:: WORK REQUIRED ::
Can you reproduce the stretch of records from the start through the line containing "right-rank-labels: Fire Dept.", swapping "Killa Beez" for "Killer Bees" and changing nothing else?

[Stored items]
# # # # #
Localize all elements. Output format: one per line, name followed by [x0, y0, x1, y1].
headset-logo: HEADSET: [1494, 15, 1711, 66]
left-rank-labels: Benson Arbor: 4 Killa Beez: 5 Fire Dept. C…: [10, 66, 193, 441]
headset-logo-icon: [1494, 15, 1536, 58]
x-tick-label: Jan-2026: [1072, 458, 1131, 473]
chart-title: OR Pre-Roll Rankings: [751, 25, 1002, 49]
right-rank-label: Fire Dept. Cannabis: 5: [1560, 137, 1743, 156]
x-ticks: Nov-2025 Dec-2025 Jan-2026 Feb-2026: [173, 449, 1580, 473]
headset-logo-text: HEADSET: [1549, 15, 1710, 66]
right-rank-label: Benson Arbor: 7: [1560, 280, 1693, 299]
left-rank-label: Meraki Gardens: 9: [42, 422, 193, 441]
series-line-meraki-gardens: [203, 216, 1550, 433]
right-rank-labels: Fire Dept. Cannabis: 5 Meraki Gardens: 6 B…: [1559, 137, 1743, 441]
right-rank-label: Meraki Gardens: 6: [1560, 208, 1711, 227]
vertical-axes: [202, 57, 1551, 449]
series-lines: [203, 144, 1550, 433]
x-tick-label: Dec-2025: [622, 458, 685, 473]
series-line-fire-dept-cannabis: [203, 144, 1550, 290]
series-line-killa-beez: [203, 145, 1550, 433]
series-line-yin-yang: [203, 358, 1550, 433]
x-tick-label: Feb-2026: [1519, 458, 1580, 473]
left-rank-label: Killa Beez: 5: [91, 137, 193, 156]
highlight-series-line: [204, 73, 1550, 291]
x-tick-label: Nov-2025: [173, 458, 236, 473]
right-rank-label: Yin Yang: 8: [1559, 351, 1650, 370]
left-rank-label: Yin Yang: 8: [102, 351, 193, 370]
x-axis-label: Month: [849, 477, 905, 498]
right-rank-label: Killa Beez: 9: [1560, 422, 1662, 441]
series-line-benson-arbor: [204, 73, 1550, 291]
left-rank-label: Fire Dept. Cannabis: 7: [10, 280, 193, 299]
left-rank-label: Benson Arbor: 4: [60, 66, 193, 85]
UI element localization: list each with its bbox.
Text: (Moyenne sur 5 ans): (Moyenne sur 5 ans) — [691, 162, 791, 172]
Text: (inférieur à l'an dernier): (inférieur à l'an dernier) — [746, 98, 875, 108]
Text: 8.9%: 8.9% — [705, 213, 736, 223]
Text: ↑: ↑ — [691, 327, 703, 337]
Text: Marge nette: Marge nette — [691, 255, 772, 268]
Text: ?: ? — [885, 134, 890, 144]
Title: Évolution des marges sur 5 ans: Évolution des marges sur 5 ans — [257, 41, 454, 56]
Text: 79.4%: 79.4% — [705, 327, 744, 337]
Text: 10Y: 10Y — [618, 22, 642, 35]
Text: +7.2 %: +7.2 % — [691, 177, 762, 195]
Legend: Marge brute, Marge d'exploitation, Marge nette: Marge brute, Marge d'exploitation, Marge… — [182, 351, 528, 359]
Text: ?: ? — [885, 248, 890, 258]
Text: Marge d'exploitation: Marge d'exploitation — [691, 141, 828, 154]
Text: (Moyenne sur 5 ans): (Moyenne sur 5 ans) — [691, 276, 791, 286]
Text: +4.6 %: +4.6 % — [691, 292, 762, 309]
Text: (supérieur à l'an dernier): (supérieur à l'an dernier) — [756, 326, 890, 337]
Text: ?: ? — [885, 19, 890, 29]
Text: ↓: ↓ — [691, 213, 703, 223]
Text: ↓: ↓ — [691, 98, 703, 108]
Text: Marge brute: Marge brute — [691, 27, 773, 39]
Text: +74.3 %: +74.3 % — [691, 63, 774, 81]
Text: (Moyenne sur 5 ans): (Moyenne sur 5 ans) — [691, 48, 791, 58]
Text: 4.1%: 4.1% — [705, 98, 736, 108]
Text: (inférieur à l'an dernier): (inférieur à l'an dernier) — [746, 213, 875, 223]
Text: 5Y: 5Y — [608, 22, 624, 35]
# # # # #
:: EXERCISE RESULT ::
Localize all elements. Output format: one per line, name followed by [x0, y0, x1, y1].
headset-logo: HEADSET: [1494, 15, 1711, 66]
left-rank-labels: Benson Arbor: 4 Killer Bees: 5 Fire Dept. C…: [10, 66, 193, 441]
headset-logo-icon: [1494, 15, 1536, 58]
x-tick-label: Jan-2026: [1072, 458, 1131, 473]
chart-title: OR Pre-Roll Rankings: [751, 25, 1002, 49]
right-rank-label: Fire Dept. Cannabis: 5: [1560, 137, 1743, 156]
x-ticks: Nov-2025 Dec-2025 Jan-2026 Feb-2026: [173, 449, 1580, 473]
headset-logo-text: HEADSET: [1549, 15, 1710, 66]
right-rank-label: Benson Arbor: 7: [1560, 280, 1693, 299]
left-rank-label: Meraki Gardens: 9: [42, 422, 193, 441]
series-line-meraki-gardens: [203, 216, 1550, 433]
right-rank-labels: Fire Dept. Cannabis: 5 Meraki Gardens: 6 B…: [1559, 137, 1743, 441]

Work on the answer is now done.